Data entries
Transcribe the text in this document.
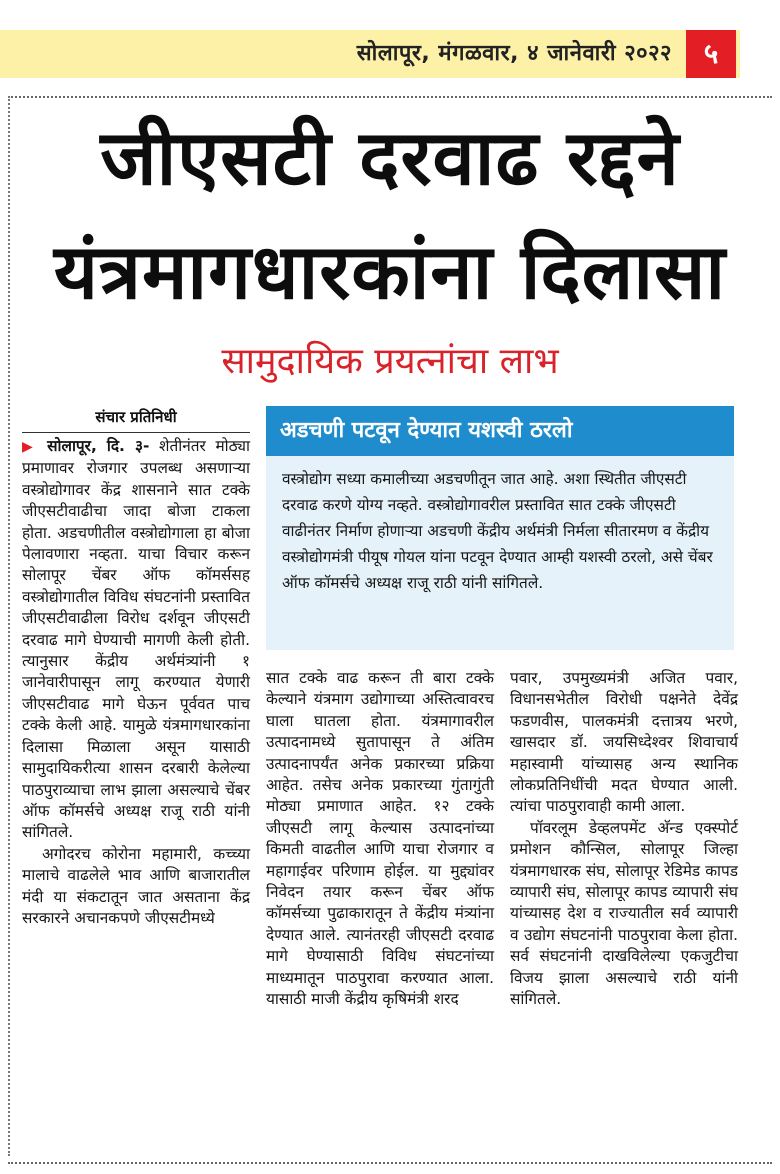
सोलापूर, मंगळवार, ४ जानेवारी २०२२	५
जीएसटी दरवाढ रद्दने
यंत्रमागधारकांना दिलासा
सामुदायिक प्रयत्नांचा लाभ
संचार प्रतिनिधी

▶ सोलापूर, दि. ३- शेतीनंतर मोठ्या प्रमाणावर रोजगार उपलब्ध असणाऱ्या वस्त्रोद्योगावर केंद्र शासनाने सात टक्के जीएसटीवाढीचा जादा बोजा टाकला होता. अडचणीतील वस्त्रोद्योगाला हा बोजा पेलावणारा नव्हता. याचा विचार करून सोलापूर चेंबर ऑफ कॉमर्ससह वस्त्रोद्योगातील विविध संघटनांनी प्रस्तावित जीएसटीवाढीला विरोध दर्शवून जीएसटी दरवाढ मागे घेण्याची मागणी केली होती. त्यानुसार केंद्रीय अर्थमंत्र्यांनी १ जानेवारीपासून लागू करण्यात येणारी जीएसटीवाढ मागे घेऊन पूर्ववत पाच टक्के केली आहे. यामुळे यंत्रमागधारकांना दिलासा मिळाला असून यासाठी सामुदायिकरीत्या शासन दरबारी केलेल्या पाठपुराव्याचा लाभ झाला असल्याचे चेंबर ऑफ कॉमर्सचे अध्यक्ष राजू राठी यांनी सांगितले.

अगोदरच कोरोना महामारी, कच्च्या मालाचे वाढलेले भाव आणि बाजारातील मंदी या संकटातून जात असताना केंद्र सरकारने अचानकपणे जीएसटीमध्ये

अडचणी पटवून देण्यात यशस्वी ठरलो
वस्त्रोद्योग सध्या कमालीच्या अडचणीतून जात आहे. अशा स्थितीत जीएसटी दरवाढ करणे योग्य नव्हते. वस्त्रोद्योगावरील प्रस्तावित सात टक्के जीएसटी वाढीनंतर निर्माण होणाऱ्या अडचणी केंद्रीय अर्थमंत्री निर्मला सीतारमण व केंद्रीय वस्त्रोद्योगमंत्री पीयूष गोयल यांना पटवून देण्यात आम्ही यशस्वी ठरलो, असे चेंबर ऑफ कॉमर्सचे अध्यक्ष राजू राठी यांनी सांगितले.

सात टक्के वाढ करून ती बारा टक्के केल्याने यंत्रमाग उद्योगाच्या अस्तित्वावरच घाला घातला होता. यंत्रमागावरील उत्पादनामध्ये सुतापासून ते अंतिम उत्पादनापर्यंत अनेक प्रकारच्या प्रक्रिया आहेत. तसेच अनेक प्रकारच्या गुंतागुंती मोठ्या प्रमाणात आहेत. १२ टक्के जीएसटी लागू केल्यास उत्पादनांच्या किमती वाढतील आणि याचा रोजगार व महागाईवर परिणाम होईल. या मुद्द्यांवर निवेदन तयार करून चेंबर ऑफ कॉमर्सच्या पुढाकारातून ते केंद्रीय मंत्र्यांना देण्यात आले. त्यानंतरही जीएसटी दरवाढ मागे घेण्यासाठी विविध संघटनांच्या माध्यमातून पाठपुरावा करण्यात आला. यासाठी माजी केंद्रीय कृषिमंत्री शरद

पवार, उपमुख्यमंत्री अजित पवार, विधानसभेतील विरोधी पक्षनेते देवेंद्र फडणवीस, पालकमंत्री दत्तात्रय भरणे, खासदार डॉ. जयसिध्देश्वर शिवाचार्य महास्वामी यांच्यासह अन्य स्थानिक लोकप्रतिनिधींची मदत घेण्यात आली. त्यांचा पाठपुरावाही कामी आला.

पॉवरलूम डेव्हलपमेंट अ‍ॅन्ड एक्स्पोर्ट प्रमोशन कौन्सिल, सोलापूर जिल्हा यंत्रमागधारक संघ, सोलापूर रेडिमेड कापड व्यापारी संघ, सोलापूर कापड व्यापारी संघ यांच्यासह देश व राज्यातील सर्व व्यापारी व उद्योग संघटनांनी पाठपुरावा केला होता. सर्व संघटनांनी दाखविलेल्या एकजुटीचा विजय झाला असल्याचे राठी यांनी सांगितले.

What you are asked to do
Copy all lines from the listing that contain "अडचण".

Exercise answer
▶ सोलापूर, दि. ३- शेतीनंतर मोठ्या प्रमाणावर रोजगार उपलब्ध असणाऱ्या वस्त्रोद्योगावर केंद्र शासनाने सात टक्के जीएसटीवाढीचा जादा बोजा टाकला होता. अडचणीतील वस्त्रोद्योगाला हा बोजा पेलावणारा नव्हता. याचा विचार करून सोलापूर चेंबर ऑफ कॉमर्ससह वस्त्रोद्योगातील विविध संघटनांनी प्रस्तावित जीएसटीवाढीला विरोध दर्शवून जीएसटी दरवाढ मागे घेण्याची मागणी केली होती. त्यानुसार केंद्रीय अर्थमंत्र्यांनी १ जानेवारीपासून लागू करण्यात येणारी जीएसटीवाढ मागे घेऊन पूर्ववत पाच टक्के केली आहे. यामुळे यंत्रमागधारकांना दिलासा मिळाला असून यासाठी सामुदायिकरीत्या शासन दरबारी केलेल्या पाठपुराव्याचा लाभ झाला असल्याचे चेंबर ऑफ कॉमर्सचे अध्यक्ष राजू राठी यांनी सांगितले.
अडचणी पटवून देण्यात यशस्वी ठरलो
वस्त्रोद्योग सध्या कमालीच्या अडचणीतून जात आहे. अशा स्थितीत जीएसटी दरवाढ करणे योग्य नव्हते. वस्त्रोद्योगावरील प्रस्तावित सात टक्के जीएसटी वाढीनंतर निर्माण होणाऱ्या अडचणी केंद्रीय अर्थमंत्री निर्मला सीतारमण व केंद्रीय वस्त्रोद्योगमंत्री पीयूष गोयल यांना पटवून देण्यात आम्ही यशस्वी ठरलो, असे चेंबर ऑफ कॉमर्सचे अध्यक्ष राजू राठी यांनी सांगितले.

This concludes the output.